▶ [WRITTEN REQUEST]
Return the records in full, exactly as given.

====== DATA PROVIDED ======

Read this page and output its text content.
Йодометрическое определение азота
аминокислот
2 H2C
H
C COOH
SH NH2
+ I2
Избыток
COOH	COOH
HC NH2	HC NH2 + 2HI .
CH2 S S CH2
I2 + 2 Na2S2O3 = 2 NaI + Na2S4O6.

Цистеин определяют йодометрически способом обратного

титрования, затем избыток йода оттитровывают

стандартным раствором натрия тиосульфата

======

▶ [EXERCISE RESPONSE]
Read this page and output its text content.
Йодометрическое определение азота
аминокислот
2 H2C
H
C COOH
SH NH2
+ I2
Избыток
COOH	COOH
HC NH2	HC NH2 + 2HI .
CH2 S S CH2
I2 + 2 Na2S2O3 = 2 NaI + Na2S4O6.

Цистеин определяют йодометрически способом обратного

титрования, затем избыток йода оттитровывают

стандартным раствором натрия тиосульфата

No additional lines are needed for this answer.